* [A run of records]
* BEGIN *

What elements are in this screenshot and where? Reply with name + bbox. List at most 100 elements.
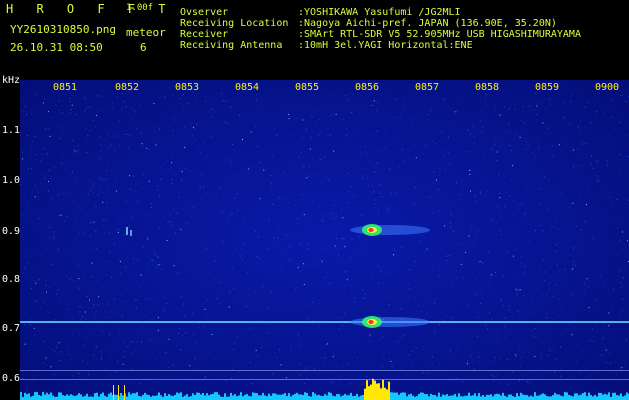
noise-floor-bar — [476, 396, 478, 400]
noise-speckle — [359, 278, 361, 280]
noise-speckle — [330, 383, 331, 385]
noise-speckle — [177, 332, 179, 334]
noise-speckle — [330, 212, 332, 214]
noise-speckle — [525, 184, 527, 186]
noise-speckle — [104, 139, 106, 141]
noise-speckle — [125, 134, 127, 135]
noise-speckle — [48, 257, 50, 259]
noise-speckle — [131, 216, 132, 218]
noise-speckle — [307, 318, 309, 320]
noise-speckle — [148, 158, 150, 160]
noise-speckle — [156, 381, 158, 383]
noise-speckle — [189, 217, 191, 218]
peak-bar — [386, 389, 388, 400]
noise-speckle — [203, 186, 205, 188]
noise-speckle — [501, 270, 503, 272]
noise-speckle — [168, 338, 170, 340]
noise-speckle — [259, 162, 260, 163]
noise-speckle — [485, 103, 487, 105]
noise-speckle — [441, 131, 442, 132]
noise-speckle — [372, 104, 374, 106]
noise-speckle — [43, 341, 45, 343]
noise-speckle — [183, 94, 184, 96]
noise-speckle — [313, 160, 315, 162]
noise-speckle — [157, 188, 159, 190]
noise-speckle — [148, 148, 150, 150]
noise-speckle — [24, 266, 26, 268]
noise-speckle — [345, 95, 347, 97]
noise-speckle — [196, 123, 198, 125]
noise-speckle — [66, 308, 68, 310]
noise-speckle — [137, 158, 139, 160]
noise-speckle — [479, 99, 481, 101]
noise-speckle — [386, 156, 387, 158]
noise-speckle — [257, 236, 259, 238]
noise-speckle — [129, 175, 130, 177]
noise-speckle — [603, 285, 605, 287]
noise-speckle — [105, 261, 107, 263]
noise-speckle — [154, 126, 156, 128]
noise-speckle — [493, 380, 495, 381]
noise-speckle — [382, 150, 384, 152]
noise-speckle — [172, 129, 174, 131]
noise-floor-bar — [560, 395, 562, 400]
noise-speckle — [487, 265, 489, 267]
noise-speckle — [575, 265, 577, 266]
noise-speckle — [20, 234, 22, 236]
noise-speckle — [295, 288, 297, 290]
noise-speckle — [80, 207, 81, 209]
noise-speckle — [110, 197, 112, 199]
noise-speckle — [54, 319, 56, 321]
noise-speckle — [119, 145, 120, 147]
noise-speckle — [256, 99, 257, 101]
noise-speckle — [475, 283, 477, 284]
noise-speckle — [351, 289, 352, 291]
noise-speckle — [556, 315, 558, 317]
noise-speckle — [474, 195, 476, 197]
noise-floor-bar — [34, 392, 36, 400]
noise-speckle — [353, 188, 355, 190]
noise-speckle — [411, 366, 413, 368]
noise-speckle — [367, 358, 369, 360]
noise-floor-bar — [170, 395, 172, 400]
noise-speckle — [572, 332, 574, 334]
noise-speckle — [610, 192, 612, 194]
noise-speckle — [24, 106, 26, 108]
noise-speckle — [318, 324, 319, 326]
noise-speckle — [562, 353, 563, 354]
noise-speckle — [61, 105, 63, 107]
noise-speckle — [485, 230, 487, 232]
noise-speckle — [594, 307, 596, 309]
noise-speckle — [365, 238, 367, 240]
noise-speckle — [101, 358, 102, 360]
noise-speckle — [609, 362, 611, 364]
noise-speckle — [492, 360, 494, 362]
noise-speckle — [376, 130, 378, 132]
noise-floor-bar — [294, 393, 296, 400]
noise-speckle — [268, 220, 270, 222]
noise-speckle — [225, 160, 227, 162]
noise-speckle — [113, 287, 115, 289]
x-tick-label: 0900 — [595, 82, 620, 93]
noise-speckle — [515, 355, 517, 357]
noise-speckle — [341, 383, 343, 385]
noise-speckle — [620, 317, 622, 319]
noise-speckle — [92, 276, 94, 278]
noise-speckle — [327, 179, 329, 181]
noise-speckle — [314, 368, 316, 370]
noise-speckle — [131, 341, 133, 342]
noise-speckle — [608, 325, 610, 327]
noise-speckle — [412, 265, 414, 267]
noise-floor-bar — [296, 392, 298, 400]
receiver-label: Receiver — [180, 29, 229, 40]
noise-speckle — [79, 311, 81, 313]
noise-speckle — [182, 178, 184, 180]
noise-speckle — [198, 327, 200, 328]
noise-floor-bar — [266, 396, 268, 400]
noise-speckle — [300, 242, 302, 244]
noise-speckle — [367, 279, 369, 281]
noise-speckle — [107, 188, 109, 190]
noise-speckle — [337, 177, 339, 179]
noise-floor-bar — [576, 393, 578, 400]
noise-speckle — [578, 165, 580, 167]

* END *

* [Written problem]
Copy the lines of the material above verbatim, beginning with the line that contains "noise-floor-bar — [476, 396, 478, 400]" and continuing through the line that contains "noise-speckle — [313, 160, 315, 162]".

* [Final result]
noise-floor-bar — [476, 396, 478, 400]
noise-speckle — [359, 278, 361, 280]
noise-speckle — [330, 383, 331, 385]
noise-speckle — [177, 332, 179, 334]
noise-speckle — [330, 212, 332, 214]
noise-speckle — [525, 184, 527, 186]
noise-speckle — [104, 139, 106, 141]
noise-speckle — [125, 134, 127, 135]
noise-speckle — [48, 257, 50, 259]
noise-speckle — [131, 216, 132, 218]
noise-speckle — [307, 318, 309, 320]
noise-speckle — [148, 158, 150, 160]
noise-speckle — [156, 381, 158, 383]
noise-speckle — [189, 217, 191, 218]
peak-bar — [386, 389, 388, 400]
noise-speckle — [203, 186, 205, 188]
noise-speckle — [501, 270, 503, 272]
noise-speckle — [168, 338, 170, 340]
noise-speckle — [259, 162, 260, 163]
noise-speckle — [485, 103, 487, 105]
noise-speckle — [441, 131, 442, 132]
noise-speckle — [372, 104, 374, 106]
noise-speckle — [43, 341, 45, 343]
noise-speckle — [183, 94, 184, 96]
noise-speckle — [313, 160, 315, 162]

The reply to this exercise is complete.